STATED TASK
Each line in the entries below that holds the string "Station" is to be listed.

INPUT ROWS
* * * * * * * * *

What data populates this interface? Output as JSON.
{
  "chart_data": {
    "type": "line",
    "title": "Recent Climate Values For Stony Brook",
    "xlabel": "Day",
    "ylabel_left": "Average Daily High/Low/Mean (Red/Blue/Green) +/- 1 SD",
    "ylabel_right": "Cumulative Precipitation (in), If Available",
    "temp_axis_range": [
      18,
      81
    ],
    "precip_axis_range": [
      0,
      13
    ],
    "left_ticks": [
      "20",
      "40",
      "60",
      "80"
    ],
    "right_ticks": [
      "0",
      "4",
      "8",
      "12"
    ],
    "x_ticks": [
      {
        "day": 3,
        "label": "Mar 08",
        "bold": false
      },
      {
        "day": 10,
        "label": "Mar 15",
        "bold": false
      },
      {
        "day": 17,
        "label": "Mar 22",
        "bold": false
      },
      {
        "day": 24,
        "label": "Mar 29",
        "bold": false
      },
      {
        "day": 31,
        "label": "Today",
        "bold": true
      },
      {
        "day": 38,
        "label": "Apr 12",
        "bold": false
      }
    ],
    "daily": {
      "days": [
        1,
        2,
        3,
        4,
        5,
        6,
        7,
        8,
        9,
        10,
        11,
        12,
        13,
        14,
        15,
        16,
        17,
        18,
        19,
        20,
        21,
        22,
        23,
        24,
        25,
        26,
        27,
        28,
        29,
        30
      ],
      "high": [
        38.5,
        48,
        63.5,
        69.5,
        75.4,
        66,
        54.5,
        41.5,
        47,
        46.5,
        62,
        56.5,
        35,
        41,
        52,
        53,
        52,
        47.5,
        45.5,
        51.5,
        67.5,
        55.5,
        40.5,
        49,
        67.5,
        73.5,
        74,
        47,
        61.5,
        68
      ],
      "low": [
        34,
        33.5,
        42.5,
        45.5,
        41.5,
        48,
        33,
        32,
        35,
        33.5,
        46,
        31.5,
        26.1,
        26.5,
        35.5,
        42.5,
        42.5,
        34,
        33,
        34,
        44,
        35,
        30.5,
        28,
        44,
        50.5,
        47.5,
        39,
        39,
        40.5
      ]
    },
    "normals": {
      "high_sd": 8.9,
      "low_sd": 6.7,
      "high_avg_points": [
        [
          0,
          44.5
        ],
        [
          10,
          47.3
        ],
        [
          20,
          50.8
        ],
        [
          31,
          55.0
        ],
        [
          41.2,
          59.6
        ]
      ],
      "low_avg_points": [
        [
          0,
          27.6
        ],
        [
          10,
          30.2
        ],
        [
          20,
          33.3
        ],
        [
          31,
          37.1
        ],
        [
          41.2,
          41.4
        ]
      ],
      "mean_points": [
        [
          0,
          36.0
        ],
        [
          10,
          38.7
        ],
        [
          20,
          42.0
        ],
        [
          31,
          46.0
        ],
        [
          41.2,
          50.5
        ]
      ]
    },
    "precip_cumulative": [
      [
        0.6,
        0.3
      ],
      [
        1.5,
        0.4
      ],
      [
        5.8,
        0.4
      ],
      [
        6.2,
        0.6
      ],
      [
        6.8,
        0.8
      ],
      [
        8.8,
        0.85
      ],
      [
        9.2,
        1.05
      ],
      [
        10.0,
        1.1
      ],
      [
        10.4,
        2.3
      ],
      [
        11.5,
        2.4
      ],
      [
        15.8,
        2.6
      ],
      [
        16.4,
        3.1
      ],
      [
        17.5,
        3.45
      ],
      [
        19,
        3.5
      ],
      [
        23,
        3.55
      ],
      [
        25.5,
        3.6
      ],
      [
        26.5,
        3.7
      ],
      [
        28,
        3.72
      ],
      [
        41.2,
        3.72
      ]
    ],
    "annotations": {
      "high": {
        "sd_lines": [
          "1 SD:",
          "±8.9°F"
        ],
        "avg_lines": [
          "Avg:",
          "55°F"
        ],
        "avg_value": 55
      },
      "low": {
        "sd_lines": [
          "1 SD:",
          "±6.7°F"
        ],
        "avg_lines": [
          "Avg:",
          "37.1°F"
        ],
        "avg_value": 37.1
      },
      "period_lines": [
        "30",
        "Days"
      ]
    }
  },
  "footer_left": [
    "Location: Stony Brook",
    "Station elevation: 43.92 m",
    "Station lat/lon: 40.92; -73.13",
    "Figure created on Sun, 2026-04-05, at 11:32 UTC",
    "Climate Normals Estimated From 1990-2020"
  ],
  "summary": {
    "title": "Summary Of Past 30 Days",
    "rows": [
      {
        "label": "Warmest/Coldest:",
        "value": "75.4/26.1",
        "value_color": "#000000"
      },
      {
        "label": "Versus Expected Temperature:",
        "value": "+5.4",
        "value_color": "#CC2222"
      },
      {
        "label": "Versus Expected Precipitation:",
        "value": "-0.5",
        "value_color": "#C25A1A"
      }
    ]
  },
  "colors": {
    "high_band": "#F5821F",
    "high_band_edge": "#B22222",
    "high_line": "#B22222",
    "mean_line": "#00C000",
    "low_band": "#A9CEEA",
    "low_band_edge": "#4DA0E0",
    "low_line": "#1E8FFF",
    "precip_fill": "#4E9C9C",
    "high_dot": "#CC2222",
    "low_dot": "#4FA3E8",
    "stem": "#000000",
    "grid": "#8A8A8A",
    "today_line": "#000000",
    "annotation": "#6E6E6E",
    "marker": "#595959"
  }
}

* * * * * * * * *

THE RESPONSE
    "Station elevation: 43.92 m",
    "Station lat/lon: 40.92; -73.13",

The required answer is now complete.